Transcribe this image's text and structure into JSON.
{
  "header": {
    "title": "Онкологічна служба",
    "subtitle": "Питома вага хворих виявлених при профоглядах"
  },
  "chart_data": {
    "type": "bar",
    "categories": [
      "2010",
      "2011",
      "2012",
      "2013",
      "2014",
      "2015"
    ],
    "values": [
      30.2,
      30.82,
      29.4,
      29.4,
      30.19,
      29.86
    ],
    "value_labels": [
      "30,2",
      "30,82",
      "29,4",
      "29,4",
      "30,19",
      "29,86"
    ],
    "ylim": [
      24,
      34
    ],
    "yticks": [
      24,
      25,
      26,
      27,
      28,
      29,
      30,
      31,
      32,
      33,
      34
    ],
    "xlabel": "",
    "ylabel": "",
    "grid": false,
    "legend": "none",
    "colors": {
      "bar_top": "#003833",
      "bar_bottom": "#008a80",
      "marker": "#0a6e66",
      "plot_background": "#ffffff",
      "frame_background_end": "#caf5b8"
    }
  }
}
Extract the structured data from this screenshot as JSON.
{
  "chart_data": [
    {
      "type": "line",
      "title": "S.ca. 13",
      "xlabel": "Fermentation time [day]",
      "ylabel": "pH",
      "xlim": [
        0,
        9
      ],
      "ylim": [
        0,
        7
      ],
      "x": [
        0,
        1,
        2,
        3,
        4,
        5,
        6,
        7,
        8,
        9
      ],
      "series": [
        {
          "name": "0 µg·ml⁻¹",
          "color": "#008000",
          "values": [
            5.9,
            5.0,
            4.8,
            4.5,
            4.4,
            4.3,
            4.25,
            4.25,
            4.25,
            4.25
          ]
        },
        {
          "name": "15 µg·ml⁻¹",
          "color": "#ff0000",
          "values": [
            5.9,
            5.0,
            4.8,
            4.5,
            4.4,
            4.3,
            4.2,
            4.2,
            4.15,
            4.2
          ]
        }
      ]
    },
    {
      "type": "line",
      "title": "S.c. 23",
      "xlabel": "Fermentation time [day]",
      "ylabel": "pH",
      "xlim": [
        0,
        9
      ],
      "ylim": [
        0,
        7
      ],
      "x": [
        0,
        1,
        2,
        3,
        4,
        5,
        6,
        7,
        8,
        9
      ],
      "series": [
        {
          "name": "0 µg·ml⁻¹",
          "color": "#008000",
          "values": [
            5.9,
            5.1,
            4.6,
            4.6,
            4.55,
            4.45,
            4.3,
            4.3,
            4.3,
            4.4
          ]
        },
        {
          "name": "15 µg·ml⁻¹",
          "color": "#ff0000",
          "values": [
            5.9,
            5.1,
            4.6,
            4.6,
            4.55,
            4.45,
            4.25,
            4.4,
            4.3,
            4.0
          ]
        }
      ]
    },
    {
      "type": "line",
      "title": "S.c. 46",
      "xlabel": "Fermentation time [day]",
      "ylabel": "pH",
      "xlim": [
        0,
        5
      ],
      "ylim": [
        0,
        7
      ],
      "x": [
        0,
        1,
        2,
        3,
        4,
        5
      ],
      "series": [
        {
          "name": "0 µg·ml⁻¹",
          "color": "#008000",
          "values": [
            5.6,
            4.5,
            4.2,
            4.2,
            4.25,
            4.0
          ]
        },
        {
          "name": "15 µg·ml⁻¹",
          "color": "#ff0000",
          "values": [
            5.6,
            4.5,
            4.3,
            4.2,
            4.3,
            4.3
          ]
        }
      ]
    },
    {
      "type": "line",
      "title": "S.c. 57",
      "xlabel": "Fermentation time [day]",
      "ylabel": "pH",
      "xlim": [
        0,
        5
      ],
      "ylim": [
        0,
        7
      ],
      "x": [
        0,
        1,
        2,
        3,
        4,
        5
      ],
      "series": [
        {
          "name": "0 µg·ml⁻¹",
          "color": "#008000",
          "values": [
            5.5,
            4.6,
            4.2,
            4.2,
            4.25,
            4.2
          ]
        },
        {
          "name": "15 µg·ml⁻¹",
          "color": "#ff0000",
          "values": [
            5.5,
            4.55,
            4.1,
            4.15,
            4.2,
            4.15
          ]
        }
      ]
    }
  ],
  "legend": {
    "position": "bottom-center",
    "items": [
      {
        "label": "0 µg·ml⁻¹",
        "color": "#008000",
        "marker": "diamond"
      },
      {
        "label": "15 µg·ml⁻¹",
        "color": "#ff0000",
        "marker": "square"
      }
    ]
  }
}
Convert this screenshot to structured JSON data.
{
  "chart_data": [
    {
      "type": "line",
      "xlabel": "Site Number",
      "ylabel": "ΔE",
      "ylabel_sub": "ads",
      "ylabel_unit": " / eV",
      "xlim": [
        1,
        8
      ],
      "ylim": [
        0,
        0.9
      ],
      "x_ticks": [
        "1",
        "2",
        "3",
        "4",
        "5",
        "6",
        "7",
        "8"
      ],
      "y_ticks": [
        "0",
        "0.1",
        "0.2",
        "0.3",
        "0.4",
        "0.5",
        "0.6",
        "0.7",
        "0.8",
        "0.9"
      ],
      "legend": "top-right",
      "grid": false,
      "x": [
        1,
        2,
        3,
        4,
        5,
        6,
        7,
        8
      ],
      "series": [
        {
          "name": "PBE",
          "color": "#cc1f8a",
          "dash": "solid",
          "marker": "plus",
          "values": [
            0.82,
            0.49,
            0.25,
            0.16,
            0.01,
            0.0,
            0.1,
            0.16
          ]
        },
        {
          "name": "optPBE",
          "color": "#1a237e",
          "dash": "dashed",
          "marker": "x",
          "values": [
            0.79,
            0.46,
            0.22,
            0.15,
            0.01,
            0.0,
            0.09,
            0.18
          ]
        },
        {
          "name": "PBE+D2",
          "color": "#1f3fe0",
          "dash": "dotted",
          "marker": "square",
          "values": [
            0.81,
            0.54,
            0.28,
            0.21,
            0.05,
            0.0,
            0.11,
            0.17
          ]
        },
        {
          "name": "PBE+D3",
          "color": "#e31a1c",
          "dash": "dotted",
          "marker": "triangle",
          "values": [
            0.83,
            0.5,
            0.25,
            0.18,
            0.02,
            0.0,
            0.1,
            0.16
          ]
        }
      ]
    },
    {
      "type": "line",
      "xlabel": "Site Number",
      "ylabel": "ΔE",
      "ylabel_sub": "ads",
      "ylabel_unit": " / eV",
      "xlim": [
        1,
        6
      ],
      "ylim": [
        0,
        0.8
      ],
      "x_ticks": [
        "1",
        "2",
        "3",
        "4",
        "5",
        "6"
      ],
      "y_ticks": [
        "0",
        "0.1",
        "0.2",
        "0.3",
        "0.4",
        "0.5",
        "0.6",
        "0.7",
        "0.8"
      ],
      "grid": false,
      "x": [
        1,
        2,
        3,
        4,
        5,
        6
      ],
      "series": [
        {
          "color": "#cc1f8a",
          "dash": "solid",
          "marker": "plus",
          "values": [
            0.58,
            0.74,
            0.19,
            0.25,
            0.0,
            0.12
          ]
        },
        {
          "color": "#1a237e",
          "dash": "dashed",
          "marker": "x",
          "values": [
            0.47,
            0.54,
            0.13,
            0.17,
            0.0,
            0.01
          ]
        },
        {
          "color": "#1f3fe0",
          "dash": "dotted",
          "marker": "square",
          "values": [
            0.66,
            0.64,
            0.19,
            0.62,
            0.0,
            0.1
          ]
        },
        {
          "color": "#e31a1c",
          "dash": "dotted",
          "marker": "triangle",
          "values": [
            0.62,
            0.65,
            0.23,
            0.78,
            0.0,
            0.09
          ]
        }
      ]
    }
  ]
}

━━━

# What you need to do
Extract the full set of entries word for word.

# Full solution
Transcribe this image's text and structure into JSON.
{
  "header": {
    "title": "Онкологічна служба",
    "subtitle": "Питома вага хворих виявлених при профоглядах"
  },
  "chart_data": {
    "type": "bar",
    "categories": [
      "2010",
      "2011",
      "2012",
      "2013",
      "2014",
      "2015"
    ],
    "values": [
      30.2,
      30.82,
      29.4,
      29.4,
      30.19,
      29.86
    ],
    "value_labels": [
      "30,2",
      "30,82",
      "29,4",
      "29,4",
      "30,19",
      "29,86"
    ],
    "ylim": [
      24,
      34
    ],
    "yticks": [
      24,
      25,
      26,
      27,
      28,
      29,
      30,
      31,
      32,
      33,
      34
    ],
    "xlabel": "",
    "ylabel": "",
    "grid": false,
    "legend": "none",
    "colors": {
      "bar_top": "#003833",
      "bar_bottom": "#008a80",
      "marker": "#0a6e66",
      "plot_background": "#ffffff",
      "frame_background_end": "#caf5b8"
    }
  }
}
Extract the structured data from this screenshot as JSON.
{
  "chart_data": [
    {
      "type": "line",
      "title": "S.ca. 13",
      "xlabel": "Fermentation time [day]",
      "ylabel": "pH",
      "xlim": [
        0,
        9
      ],
      "ylim": [
        0,
        7
      ],
      "x": [
        0,
        1,
        2,
        3,
        4,
        5,
        6,
        7,
        8,
        9
      ],
      "series": [
        {
          "name": "0 µg·ml⁻¹",
          "color": "#008000",
          "values": [
            5.9,
            5.0,
            4.8,
            4.5,
            4.4,
            4.3,
            4.25,
            4.25,
            4.25,
            4.25
          ]
        },
        {
          "name": "15 µg·ml⁻¹",
          "color": "#ff0000",
          "values": [
            5.9,
            5.0,
            4.8,
            4.5,
            4.4,
            4.3,
            4.2,
            4.2,
            4.15,
            4.2
          ]
        }
      ]
    },
    {
      "type": "line",
      "title": "S.c. 23",
      "xlabel": "Fermentation time [day]",
      "ylabel": "pH",
      "xlim": [
        0,
        9
      ],
      "ylim": [
        0,
        7
      ],
      "x": [
        0,
        1,
        2,
        3,
        4,
        5,
        6,
        7,
        8,
        9
      ],
      "series": [
        {
          "name": "0 µg·ml⁻¹",
          "color": "#008000",
          "values": [
            5.9,
            5.1,
            4.6,
            4.6,
            4.55,
            4.45,
            4.3,
            4.3,
            4.3,
            4.4
          ]
        },
        {
          "name": "15 µg·ml⁻¹",
          "color": "#ff0000",
          "values": [
            5.9,
            5.1,
            4.6,
            4.6,
            4.55,
            4.45,
            4.25,
            4.4,
            4.3,
            4.0
          ]
        }
      ]
    },
    {
      "type": "line",
      "title": "S.c. 46",
      "xlabel": "Fermentation time [day]",
      "ylabel": "pH",
      "xlim": [
        0,
        5
      ],
      "ylim": [
        0,
        7
      ],
      "x": [
        0,
        1,
        2,
        3,
        4,
        5
      ],
      "series": [
        {
          "name": "0 µg·ml⁻¹",
          "color": "#008000",
          "values": [
            5.6,
            4.5,
            4.2,
            4.2,
            4.25,
            4.0
          ]
        },
        {
          "name": "15 µg·ml⁻¹",
          "color": "#ff0000",
          "values": [
            5.6,
            4.5,
            4.3,
            4.2,
            4.3,
            4.3
          ]
        }
      ]
    },
    {
      "type": "line",
      "title": "S.c. 57",
      "xlabel": "Fermentation time [day]",
      "ylabel": "pH",
      "xlim": [
        0,
        5
      ],
      "ylim": [
        0,
        7
      ],
      "x": [
        0,
        1,
        2,
        3,
        4,
        5
      ],
      "series": [
        {
          "name": "0 µg·ml⁻¹",
          "color": "#008000",
          "values": [
            5.5,
            4.6,
            4.2,
            4.2,
            4.25,
            4.2
          ]
        },
        {
          "name": "15 µg·ml⁻¹",
          "color": "#ff0000",
          "values": [
            5.5,
            4.55,
            4.1,
            4.15,
            4.2,
            4.15
          ]
        }
      ]
    }
  ],
  "legend": {
    "position": "bottom-center",
    "items": [
      {
        "label": "0 µg·ml⁻¹",
        "color": "#008000",
        "marker": "diamond"
      },
      {
        "label": "15 µg·ml⁻¹",
        "color": "#ff0000",
        "marker": "square"
      }
    ]
  }
}
Convert this screenshot to structured JSON data.
{
  "chart_data": [
    {
      "type": "line",
      "xlabel": "Site Number",
      "ylabel": "ΔE",
      "ylabel_sub": "ads",
      "ylabel_unit": " / eV",
      "xlim": [
        1,
        8
      ],
      "ylim": [
        0,
        0.9
      ],
      "x_ticks": [
        "1",
        "2",
        "3",
        "4",
        "5",
        "6",
        "7",
        "8"
      ],
      "y_ticks": [
        "0",
        "0.1",
        "0.2",
        "0.3",
        "0.4",
        "0.5",
        "0.6",
        "0.7",
        "0.8",
        "0.9"
      ],
      "legend": "top-right",
      "grid": false,
      "x": [
        1,
        2,
        3,
        4,
        5,
        6,
        7,
        8
      ],
      "series": [
        {
          "name": "PBE",
          "color": "#cc1f8a",
          "dash": "solid",
          "marker": "plus",
          "values": [
            0.82,
            0.49,
            0.25,
            0.16,
            0.01,
            0.0,
            0.1,
            0.16
          ]
        },
        {
          "name": "optPBE",
          "color": "#1a237e",
          "dash": "dashed",
          "marker": "x",
          "values": [
            0.79,
            0.46,
            0.22,
            0.15,
            0.01,
            0.0,
            0.09,
            0.18
          ]
        },
        {
          "name": "PBE+D2",
          "color": "#1f3fe0",
          "dash": "dotted",
          "marker": "square",
          "values": [
            0.81,
            0.54,
            0.28,
            0.21,
            0.05,
            0.0,
            0.11,
            0.17
          ]
        },
        {
          "name": "PBE+D3",
          "color": "#e31a1c",
          "dash": "dotted",
          "marker": "triangle",
          "values": [
            0.83,
            0.5,
            0.25,
            0.18,
            0.02,
            0.0,
            0.1,
            0.16
          ]
        }
      ]
    },
    {
      "type": "line",
      "xlabel": "Site Number",
      "ylabel": "ΔE",
      "ylabel_sub": "ads",
      "ylabel_unit": " / eV",
      "xlim": [
        1,
        6
      ],
      "ylim": [
        0,
        0.8
      ],
      "x_ticks": [
        "1",
        "2",
        "3",
        "4",
        "5",
        "6"
      ],
      "y_ticks": [
        "0",
        "0.1",
        "0.2",
        "0.3",
        "0.4",
        "0.5",
        "0.6",
        "0.7",
        "0.8"
      ],
      "grid": false,
      "x": [
        1,
        2,
        3,
        4,
        5,
        6
      ],
      "series": [
        {
          "color": "#cc1f8a",
          "dash": "solid",
          "marker": "plus",
          "values": [
            0.58,
            0.74,
            0.19,
            0.25,
            0.0,
            0.12
          ]
        },
        {
          "color": "#1a237e",
          "dash": "dashed",
          "marker": "x",
          "values": [
            0.47,
            0.54,
            0.13,
            0.17,
            0.0,
            0.01
          ]
        },
        {
          "color": "#1f3fe0",
          "dash": "dotted",
          "marker": "square",
          "values": [
            0.66,
            0.64,
            0.19,
            0.62,
            0.0,
            0.1
          ]
        },
        {
          "color": "#e31a1c",
          "dash": "dotted",
          "marker": "triangle",
          "values": [
            0.62,
            0.65,
            0.23,
            0.78,
            0.0,
            0.09
          ]
        }
      ]
    }
  ]
}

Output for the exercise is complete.